What you should do:
Could you print all the entries exactly?

Rows:

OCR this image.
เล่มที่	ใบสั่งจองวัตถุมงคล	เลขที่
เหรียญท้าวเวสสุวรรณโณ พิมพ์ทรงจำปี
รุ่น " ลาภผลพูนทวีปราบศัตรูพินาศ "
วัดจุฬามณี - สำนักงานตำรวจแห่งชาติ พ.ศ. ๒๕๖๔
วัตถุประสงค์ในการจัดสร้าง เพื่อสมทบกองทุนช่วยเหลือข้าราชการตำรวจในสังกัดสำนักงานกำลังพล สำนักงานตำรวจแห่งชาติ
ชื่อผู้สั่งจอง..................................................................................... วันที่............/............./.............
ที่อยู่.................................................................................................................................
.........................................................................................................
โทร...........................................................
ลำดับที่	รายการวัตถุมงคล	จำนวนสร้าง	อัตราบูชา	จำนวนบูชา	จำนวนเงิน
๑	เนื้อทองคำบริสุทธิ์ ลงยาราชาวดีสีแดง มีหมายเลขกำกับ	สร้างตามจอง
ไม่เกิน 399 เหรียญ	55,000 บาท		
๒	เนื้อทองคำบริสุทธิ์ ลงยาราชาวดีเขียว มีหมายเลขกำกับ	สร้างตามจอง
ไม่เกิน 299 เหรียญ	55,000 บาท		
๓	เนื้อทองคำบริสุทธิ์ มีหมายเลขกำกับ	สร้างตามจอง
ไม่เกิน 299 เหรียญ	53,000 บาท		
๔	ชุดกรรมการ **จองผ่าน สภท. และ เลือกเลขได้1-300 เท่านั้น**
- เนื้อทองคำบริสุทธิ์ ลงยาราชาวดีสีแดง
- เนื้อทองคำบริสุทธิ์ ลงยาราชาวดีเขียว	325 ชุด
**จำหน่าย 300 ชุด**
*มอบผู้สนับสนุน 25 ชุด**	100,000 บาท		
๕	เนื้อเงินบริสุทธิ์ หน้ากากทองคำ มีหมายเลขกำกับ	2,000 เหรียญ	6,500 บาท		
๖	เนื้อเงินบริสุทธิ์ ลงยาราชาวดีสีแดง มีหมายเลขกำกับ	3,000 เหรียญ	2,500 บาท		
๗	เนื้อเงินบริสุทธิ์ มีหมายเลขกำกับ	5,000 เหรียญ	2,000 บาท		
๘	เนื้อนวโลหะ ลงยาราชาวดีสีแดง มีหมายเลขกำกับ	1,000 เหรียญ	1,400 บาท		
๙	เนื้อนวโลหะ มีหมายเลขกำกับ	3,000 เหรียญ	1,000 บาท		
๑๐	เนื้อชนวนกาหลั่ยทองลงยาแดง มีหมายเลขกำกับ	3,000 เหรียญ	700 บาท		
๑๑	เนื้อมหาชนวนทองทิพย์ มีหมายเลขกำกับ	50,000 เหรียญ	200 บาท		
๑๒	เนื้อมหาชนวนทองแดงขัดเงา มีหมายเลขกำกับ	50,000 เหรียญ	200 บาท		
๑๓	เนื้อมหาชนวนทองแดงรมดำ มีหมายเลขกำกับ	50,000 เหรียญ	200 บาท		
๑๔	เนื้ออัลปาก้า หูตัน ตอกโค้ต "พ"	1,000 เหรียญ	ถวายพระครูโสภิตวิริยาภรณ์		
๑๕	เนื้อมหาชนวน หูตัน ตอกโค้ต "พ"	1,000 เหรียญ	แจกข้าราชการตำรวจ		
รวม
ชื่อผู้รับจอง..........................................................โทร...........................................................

Full solution:
OCR this image.
เล่มที่	ใบสั่งจองวัตถุมงคล	เลขที่
เหรียญท้าวเวสสุวรรณโณ พิมพ์ทรงจำปี
รุ่น " ลาภผลพูนทวีปราบศัตรูพินาศ "
วัดจุฬามณี - สำนักงานตำรวจแห่งชาติ พ.ศ. ๒๕๖๔
วัตถุประสงค์ในการจัดสร้าง เพื่อสมทบกองทุนช่วยเหลือข้าราชการตำรวจในสังกัดสำนักงานกำลังพล สำนักงานตำรวจแห่งชาติ
ชื่อผู้สั่งจอง..................................................................................... วันที่............/............./.............
ที่อยู่.................................................................................................................................
.........................................................................................................
โทร...........................................................
ลำดับที่	รายการวัตถุมงคล	จำนวนสร้าง	อัตราบูชา	จำนวนบูชา	จำนวนเงิน
๑	เนื้อทองคำบริสุทธิ์ ลงยาราชาวดีสีแดง มีหมายเลขกำกับ	สร้างตามจอง
ไม่เกิน 399 เหรียญ	55,000 บาท		
๒	เนื้อทองคำบริสุทธิ์ ลงยาราชาวดีเขียว มีหมายเลขกำกับ	สร้างตามจอง
ไม่เกิน 299 เหรียญ	55,000 บาท		
๓	เนื้อทองคำบริสุทธิ์ มีหมายเลขกำกับ	สร้างตามจอง
ไม่เกิน 299 เหรียญ	53,000 บาท		
๔	ชุดกรรมการ **จองผ่าน สภท. และ เลือกเลขได้1-300 เท่านั้น**
- เนื้อทองคำบริสุทธิ์ ลงยาราชาวดีสีแดง
- เนื้อทองคำบริสุทธิ์ ลงยาราชาวดีเขียว	325 ชุด
**จำหน่าย 300 ชุด**
*มอบผู้สนับสนุน 25 ชุด**	100,000 บาท		
๕	เนื้อเงินบริสุทธิ์ หน้ากากทองคำ มีหมายเลขกำกับ	2,000 เหรียญ	6,500 บาท		
๖	เนื้อเงินบริสุทธิ์ ลงยาราชาวดีสีแดง มีหมายเลขกำกับ	3,000 เหรียญ	2,500 บาท		
๗	เนื้อเงินบริสุทธิ์ มีหมายเลขกำกับ	5,000 เหรียญ	2,000 บาท		
๘	เนื้อนวโลหะ ลงยาราชาวดีสีแดง มีหมายเลขกำกับ	1,000 เหรียญ	1,400 บาท		
๙	เนื้อนวโลหะ มีหมายเลขกำกับ	3,000 เหรียญ	1,000 บาท		
๑๐	เนื้อชนวนกาหลั่ยทองลงยาแดง มีหมายเลขกำกับ	3,000 เหรียญ	700 บาท		
๑๑	เนื้อมหาชนวนทองทิพย์ มีหมายเลขกำกับ	50,000 เหรียญ	200 บาท		
๑๒	เนื้อมหาชนวนทองแดงขัดเงา มีหมายเลขกำกับ	50,000 เหรียญ	200 บาท		
๑๓	เนื้อมหาชนวนทองแดงรมดำ มีหมายเลขกำกับ	50,000 เหรียญ	200 บาท		
๑๔	เนื้ออัลปาก้า หูตัน ตอกโค้ต "พ"	1,000 เหรียญ	ถวายพระครูโสภิตวิริยาภรณ์		
๑๕	เนื้อมหาชนวน หูตัน ตอกโค้ต "พ"	1,000 เหรียญ	แจกข้าราชการตำรวจ		
รวม
ชื่อผู้รับจอง..........................................................โทร...........................................................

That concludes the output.